• Objective: Return only this: the line with "What data populates" and all the lines that follow it below, through the final one, exactly as they are.

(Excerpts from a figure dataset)
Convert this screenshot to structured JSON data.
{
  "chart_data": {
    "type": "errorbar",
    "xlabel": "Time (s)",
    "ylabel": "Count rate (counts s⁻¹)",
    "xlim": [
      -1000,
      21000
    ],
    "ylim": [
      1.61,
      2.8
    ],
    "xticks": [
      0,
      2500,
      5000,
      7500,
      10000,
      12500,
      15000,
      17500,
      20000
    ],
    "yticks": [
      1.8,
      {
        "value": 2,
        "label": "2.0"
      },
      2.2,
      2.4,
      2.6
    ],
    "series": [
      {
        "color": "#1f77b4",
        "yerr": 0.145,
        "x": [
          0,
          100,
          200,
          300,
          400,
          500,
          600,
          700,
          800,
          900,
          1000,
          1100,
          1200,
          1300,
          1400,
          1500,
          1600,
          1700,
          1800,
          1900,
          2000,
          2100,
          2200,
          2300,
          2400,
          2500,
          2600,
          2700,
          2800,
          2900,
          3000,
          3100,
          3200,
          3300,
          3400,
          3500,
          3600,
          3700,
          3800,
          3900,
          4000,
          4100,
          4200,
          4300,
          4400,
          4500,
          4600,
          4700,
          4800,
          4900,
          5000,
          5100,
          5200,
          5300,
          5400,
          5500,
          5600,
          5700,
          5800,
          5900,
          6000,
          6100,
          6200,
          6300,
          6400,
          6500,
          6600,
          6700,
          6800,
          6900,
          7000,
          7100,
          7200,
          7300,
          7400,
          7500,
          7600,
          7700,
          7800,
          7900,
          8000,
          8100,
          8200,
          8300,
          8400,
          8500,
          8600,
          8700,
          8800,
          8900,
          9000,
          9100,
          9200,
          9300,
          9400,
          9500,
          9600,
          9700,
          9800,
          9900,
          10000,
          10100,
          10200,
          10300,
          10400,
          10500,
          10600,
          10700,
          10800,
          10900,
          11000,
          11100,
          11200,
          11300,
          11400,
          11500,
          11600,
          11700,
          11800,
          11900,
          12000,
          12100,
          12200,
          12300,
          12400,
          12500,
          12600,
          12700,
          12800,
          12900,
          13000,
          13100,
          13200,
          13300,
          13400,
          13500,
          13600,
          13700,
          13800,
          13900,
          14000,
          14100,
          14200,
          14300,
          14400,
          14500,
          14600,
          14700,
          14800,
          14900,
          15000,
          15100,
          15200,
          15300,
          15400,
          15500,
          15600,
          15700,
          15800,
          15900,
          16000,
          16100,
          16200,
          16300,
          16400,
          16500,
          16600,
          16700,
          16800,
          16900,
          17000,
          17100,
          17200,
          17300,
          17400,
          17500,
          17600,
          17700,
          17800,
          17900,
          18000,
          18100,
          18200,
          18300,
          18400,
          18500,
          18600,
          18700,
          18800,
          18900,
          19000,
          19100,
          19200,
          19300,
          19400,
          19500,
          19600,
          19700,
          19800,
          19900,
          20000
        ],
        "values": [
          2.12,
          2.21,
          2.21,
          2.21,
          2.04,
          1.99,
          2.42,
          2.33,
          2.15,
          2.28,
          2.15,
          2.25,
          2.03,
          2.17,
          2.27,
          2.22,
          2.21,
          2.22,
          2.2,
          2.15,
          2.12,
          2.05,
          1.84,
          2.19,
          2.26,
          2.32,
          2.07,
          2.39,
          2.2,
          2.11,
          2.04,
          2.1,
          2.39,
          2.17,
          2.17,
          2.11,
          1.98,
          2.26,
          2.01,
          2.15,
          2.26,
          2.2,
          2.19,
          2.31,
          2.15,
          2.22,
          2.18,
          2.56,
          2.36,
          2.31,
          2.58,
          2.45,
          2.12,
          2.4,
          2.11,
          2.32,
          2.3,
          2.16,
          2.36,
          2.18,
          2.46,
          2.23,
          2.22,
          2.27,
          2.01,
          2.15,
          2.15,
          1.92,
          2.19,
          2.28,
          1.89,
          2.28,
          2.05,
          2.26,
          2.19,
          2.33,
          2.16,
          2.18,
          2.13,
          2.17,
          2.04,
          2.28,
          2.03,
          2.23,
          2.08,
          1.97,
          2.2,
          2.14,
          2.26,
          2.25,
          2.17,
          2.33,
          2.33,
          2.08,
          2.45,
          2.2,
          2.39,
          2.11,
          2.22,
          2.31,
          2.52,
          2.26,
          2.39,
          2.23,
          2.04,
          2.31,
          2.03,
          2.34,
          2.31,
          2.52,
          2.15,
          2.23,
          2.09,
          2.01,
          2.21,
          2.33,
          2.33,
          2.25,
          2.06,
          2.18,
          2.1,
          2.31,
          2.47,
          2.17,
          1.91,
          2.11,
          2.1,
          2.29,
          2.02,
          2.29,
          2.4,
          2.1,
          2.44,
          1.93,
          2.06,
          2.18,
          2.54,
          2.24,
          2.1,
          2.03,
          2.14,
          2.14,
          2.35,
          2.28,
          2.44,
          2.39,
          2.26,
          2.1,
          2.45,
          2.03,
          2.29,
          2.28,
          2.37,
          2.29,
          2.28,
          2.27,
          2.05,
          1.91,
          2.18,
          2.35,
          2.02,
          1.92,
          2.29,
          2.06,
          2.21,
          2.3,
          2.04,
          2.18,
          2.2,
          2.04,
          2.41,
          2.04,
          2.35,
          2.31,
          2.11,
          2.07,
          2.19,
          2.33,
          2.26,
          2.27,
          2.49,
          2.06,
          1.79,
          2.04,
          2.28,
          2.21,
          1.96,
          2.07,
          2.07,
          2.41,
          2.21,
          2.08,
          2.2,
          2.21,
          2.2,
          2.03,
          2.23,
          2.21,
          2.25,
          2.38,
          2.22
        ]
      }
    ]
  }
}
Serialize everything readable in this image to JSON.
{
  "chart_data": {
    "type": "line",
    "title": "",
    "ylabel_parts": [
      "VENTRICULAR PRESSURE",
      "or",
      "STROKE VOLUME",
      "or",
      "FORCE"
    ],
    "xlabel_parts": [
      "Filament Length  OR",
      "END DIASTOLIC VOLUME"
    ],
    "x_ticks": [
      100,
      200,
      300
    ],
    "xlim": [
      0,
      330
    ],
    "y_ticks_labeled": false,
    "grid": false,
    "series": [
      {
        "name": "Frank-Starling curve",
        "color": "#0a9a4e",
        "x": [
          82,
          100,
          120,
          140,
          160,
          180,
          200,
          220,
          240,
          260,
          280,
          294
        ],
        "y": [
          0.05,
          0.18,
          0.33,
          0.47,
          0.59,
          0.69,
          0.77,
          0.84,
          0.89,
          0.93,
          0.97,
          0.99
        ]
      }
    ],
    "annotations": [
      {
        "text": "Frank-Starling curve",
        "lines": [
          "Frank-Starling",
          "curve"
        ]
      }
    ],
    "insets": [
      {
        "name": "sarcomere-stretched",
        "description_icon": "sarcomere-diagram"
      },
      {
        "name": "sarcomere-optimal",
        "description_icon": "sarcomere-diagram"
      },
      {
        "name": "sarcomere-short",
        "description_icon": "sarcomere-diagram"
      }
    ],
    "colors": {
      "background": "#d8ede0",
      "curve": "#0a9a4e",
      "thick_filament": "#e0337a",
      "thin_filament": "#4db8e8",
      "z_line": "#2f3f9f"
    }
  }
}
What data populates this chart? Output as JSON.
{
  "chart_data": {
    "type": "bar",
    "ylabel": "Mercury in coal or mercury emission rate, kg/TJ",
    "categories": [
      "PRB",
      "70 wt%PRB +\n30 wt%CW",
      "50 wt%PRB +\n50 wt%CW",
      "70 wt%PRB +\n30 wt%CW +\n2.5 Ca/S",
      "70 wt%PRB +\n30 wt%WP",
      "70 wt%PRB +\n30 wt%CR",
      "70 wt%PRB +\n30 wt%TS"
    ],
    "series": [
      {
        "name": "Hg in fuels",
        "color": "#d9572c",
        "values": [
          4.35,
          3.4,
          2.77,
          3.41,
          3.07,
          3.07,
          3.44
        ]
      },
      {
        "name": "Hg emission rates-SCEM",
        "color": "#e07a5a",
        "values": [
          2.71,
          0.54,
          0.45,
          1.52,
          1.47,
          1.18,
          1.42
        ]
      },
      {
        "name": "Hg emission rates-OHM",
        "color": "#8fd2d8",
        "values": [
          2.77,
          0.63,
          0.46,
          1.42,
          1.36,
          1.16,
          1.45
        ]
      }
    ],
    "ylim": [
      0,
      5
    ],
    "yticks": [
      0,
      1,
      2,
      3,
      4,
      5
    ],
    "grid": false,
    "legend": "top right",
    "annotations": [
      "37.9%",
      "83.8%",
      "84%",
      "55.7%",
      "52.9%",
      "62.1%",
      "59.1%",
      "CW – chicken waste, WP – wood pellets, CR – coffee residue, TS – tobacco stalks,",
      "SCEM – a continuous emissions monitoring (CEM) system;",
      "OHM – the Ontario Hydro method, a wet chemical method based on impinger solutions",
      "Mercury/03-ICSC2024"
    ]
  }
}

• Solved exercise:
What data populates this chart? Output as JSON.
{
  "chart_data": {
    "type": "bar",
    "ylabel": "Mercury in coal or mercury emission rate, kg/TJ",
    "categories": [
      "PRB",
      "70 wt%PRB +\n30 wt%CW",
      "50 wt%PRB +\n50 wt%CW",
      "70 wt%PRB +\n30 wt%CW +\n2.5 Ca/S",
      "70 wt%PRB +\n30 wt%WP",
      "70 wt%PRB +\n30 wt%CR",
      "70 wt%PRB +\n30 wt%TS"
    ],
    "series": [
      {
        "name": "Hg in fuels",
        "color": "#d9572c",
        "values": [
          4.35,
          3.4,
          2.77,
          3.41,
          3.07,
          3.07,
          3.44
        ]
      },
      {
        "name": "Hg emission rates-SCEM",
        "color": "#e07a5a",
        "values": [
          2.71,
          0.54,
          0.45,
          1.52,
          1.47,
          1.18,
          1.42
        ]
      },
      {
        "name": "Hg emission rates-OHM",
        "color": "#8fd2d8",
        "values": [
          2.77,
          0.63,
          0.46,
          1.42,
          1.36,
          1.16,
          1.45
        ]
      }
    ],
    "ylim": [
      0,
      5
    ],
    "yticks": [
      0,
      1,
      2,
      3,
      4,
      5
    ],
    "grid": false,
    "legend": "top right",
    "annotations": [
      "37.9%",
      "83.8%",
      "84%",
      "55.7%",
      "52.9%",
      "62.1%",
      "59.1%",
      "CW – chicken waste, WP – wood pellets, CR – coffee residue, TS – tobacco stalks,",
      "SCEM – a continuous emissions monitoring (CEM) system;",
      "OHM – the Ontario Hydro method, a wet chemical method based on impinger solutions",
      "Mercury/03-ICSC2024"
    ]
  }
}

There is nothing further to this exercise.